Problem description →
Word for word, give the material below again, minus any images.

Records for processing →
______

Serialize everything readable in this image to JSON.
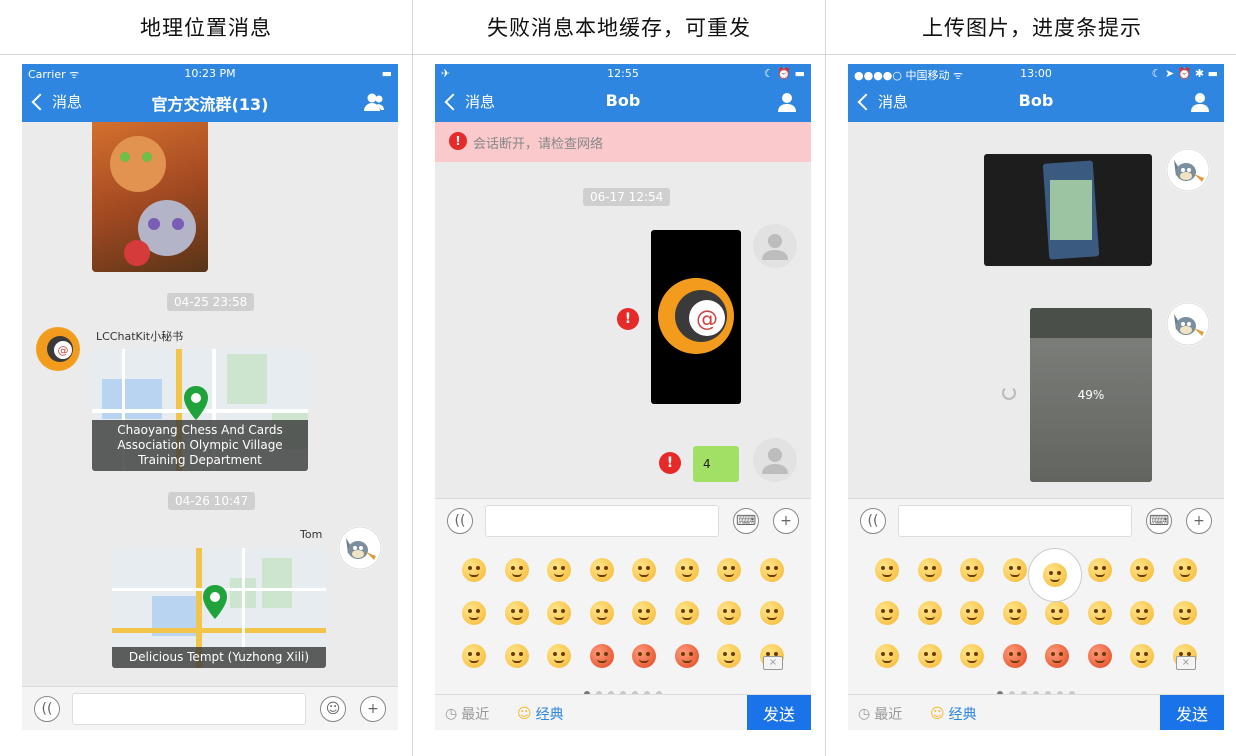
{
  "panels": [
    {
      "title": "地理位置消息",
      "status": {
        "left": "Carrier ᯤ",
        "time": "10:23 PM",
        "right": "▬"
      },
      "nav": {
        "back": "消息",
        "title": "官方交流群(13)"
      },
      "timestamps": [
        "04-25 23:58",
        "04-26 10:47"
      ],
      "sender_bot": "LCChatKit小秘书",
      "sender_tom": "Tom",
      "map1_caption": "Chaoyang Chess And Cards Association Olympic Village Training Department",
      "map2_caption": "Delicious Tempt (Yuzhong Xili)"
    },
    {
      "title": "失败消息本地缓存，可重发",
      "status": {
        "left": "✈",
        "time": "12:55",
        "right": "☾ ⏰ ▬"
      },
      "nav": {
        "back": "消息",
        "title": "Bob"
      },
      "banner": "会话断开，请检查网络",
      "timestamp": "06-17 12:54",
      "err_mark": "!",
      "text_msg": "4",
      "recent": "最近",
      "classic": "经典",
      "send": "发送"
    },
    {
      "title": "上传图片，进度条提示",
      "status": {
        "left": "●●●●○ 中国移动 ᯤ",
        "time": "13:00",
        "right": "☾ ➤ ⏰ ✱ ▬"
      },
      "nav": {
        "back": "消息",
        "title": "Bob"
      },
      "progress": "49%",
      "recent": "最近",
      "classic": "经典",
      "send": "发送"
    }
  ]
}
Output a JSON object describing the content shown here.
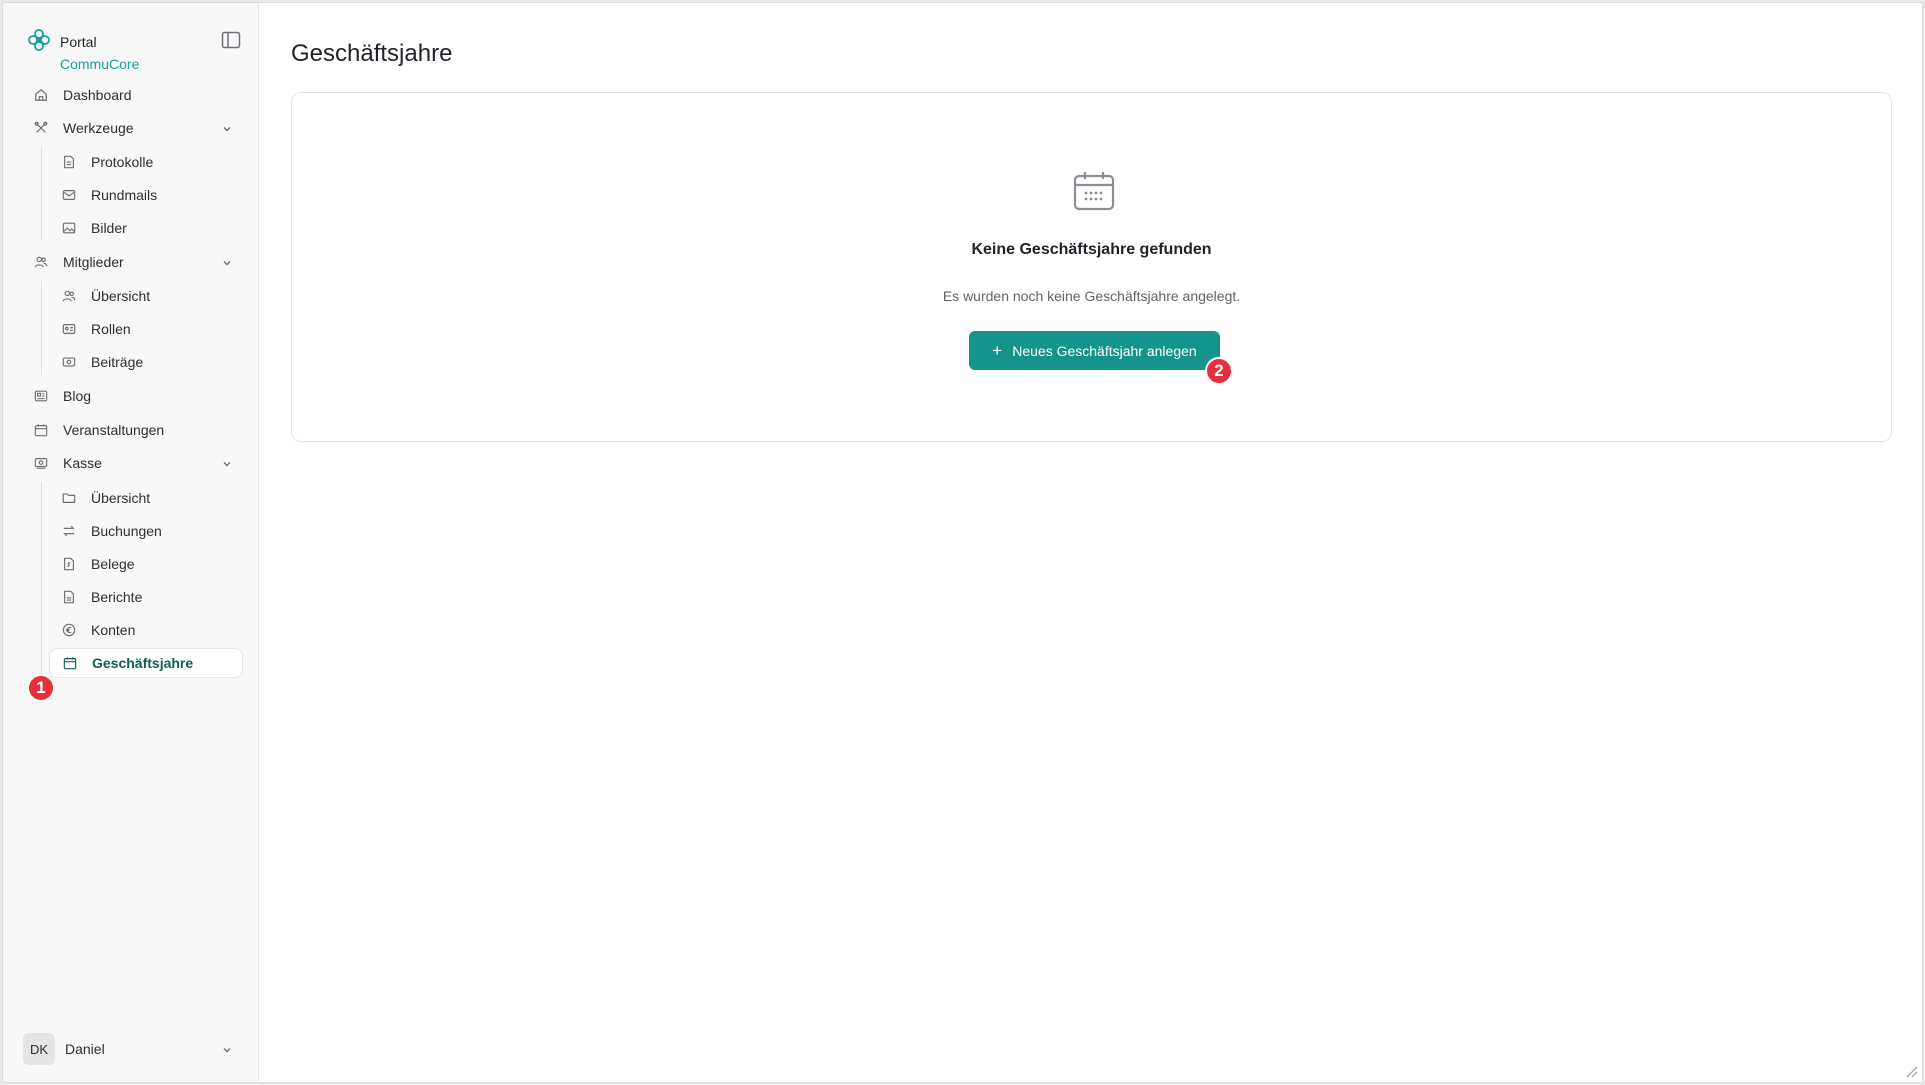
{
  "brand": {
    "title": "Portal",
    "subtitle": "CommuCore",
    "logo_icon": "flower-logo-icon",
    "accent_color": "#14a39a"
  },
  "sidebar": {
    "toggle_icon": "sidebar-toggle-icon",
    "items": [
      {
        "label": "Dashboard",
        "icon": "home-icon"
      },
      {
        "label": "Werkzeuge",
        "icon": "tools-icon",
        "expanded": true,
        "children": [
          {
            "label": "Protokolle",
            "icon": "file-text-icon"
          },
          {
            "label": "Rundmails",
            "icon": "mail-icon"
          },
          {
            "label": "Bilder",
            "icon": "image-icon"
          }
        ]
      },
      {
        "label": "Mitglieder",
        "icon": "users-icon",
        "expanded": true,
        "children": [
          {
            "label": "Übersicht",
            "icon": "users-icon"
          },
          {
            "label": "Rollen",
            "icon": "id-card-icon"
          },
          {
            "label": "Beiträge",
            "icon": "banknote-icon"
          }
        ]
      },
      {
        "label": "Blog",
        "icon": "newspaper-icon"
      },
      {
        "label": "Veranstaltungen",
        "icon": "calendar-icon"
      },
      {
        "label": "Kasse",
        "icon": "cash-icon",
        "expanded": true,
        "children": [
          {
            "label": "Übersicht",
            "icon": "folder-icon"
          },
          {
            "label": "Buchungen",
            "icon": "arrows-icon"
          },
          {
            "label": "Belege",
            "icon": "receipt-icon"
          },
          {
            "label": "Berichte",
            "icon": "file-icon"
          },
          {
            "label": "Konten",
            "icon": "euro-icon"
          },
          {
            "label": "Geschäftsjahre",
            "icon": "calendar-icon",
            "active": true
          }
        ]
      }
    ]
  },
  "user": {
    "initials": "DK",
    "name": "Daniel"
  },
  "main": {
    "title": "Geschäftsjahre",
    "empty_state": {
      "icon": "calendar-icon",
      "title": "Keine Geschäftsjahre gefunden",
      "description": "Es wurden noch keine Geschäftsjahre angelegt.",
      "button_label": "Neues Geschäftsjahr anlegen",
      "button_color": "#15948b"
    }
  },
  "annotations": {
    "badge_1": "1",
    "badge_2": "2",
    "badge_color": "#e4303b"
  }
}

______

Full answer →
Serialize everything readable in this image to JSON.
{
  "panels": [
    {
      "title": "地理位置消息",
      "status": {
        "left": "Carrier ᯤ",
        "time": "10:23 PM",
        "right": "▬"
      },
      "nav": {
        "back": "消息",
        "title": "官方交流群(13)"
      },
      "timestamps": [
        "04-25 23:58",
        "04-26 10:47"
      ],
      "sender_bot": "LCChatKit小秘书",
      "sender_tom": "Tom",
      "map1_caption": "Chaoyang Chess And Cards Association Olympic Village Training Department",
      "map2_caption": "Delicious Tempt (Yuzhong Xili)"
    },
    {
      "title": "失败消息本地缓存，可重发",
      "status": {
        "left": "✈",
        "time": "12:55",
        "right": "☾ ⏰ ▬"
      },
      "nav": {
        "back": "消息",
        "title": "Bob"
      },
      "banner": "会话断开，请检查网络",
      "timestamp": "06-17 12:54",
      "err_mark": "!",
      "text_msg": "4",
      "recent": "最近",
      "classic": "经典",
      "send": "发送"
    },
    {
      "title": "上传图片，进度条提示",
      "status": {
        "left": "●●●●○ 中国移动 ᯤ",
        "time": "13:00",
        "right": "☾ ➤ ⏰ ✱ ▬"
      },
      "nav": {
        "back": "消息",
        "title": "Bob"
      },
      "progress": "49%",
      "recent": "最近",
      "classic": "经典",
      "send": "发送"
    }
  ]
}
Output a JSON object describing the content shown here.
{
  "brand": {
    "title": "Portal",
    "subtitle": "CommuCore",
    "logo_icon": "flower-logo-icon",
    "accent_color": "#14a39a"
  },
  "sidebar": {
    "toggle_icon": "sidebar-toggle-icon",
    "items": [
      {
        "label": "Dashboard",
        "icon": "home-icon"
      },
      {
        "label": "Werkzeuge",
        "icon": "tools-icon",
        "expanded": true,
        "children": [
          {
            "label": "Protokolle",
            "icon": "file-text-icon"
          },
          {
            "label": "Rundmails",
            "icon": "mail-icon"
          },
          {
            "label": "Bilder",
            "icon": "image-icon"
          }
        ]
      },
      {
        "label": "Mitglieder",
        "icon": "users-icon",
        "expanded": true,
        "children": [
          {
            "label": "Übersicht",
            "icon": "users-icon"
          },
          {
            "label": "Rollen",
            "icon": "id-card-icon"
          },
          {
            "label": "Beiträge",
            "icon": "banknote-icon"
          }
        ]
      },
      {
        "label": "Blog",
        "icon": "newspaper-icon"
      },
      {
        "label": "Veranstaltungen",
        "icon": "calendar-icon"
      },
      {
        "label": "Kasse",
        "icon": "cash-icon",
        "expanded": true,
        "children": [
          {
            "label": "Übersicht",
            "icon": "folder-icon"
          },
          {
            "label": "Buchungen",
            "icon": "arrows-icon"
          },
          {
            "label": "Belege",
            "icon": "receipt-icon"
          },
          {
            "label": "Berichte",
            "icon": "file-icon"
          },
          {
            "label": "Konten",
            "icon": "euro-icon"
          },
          {
            "label": "Geschäftsjahre",
            "icon": "calendar-icon",
            "active": true
          }
        ]
      }
    ]
  },
  "user": {
    "initials": "DK",
    "name": "Daniel"
  },
  "main": {
    "title": "Geschäftsjahre",
    "empty_state": {
      "icon": "calendar-icon",
      "title": "Keine Geschäftsjahre gefunden",
      "description": "Es wurden noch keine Geschäftsjahre angelegt.",
      "button_label": "Neues Geschäftsjahr anlegen",
      "button_color": "#15948b"
    }
  },
  "annotations": {
    "badge_1": "1",
    "badge_2": "2",
    "badge_color": "#e4303b"
  }
}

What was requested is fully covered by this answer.